Exercise prompt:
Copy out each line of the listing that has the word "lasta" in it.

(Records about charts and figures)
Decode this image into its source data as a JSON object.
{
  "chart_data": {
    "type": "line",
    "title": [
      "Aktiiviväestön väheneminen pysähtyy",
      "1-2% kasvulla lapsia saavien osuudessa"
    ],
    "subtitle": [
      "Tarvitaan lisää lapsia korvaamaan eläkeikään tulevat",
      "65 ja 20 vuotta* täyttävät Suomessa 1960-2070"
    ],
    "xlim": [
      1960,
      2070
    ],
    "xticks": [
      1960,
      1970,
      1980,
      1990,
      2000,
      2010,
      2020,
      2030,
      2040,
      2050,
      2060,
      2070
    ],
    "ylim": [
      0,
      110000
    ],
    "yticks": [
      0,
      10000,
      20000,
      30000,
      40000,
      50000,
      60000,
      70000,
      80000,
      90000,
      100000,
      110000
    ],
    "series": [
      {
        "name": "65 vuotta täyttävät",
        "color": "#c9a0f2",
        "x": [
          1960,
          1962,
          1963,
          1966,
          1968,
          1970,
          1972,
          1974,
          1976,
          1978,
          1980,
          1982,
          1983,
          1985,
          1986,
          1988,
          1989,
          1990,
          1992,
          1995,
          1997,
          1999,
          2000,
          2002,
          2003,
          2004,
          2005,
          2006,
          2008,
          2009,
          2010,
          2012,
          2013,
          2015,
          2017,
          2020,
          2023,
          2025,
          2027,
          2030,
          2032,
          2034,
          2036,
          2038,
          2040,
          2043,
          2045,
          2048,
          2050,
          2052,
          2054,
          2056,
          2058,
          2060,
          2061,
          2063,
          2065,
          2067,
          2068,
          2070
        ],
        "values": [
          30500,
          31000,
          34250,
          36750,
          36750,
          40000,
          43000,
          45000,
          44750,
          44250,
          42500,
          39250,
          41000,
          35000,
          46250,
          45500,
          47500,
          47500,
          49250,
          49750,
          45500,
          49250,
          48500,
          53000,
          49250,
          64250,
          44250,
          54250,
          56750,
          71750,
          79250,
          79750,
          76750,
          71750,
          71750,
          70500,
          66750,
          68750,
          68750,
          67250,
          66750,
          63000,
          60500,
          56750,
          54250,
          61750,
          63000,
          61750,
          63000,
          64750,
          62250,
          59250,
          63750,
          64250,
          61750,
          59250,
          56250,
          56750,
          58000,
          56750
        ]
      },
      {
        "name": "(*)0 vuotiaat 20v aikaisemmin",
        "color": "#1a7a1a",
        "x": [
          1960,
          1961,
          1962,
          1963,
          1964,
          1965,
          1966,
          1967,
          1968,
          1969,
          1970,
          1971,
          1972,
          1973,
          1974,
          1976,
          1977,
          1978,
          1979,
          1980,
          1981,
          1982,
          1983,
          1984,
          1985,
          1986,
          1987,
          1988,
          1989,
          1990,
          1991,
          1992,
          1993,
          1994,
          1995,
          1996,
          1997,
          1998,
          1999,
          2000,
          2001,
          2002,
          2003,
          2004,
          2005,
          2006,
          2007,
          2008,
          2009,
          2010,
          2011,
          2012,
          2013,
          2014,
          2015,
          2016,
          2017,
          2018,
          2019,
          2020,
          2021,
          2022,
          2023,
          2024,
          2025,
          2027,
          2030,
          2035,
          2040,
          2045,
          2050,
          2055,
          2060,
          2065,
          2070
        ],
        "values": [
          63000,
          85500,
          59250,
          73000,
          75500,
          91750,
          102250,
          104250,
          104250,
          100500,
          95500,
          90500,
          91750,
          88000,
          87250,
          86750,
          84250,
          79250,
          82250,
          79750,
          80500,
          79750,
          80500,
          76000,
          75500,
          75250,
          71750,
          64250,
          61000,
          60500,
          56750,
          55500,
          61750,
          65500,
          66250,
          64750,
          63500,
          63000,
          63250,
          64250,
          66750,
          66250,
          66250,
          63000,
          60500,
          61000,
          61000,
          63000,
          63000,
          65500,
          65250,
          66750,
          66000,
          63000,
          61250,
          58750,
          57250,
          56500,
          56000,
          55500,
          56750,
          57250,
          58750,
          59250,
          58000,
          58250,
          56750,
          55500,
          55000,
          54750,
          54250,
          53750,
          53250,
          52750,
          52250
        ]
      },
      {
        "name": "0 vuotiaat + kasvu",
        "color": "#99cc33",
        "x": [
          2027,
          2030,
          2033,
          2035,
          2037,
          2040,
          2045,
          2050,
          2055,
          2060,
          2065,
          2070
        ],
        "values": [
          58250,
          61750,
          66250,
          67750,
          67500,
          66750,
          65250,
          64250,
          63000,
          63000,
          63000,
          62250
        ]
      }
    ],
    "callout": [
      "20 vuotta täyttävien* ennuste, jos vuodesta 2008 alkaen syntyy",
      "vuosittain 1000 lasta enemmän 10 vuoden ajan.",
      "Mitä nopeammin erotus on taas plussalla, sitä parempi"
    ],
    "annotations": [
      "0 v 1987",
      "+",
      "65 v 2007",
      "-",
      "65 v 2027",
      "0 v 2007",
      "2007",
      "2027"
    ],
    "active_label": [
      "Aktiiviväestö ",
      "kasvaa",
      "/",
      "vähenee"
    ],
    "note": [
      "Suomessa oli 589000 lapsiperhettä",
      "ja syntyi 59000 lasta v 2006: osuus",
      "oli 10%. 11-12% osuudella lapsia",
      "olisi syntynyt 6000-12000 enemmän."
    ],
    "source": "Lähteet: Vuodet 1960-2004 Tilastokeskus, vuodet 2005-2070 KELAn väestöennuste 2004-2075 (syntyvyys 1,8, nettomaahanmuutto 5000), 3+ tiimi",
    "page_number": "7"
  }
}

Reply:
      "vuosittain 1000 lasta enemmän 10 vuoden ajan.",
      "ja syntyi 59000 lasta v 2006: osuus",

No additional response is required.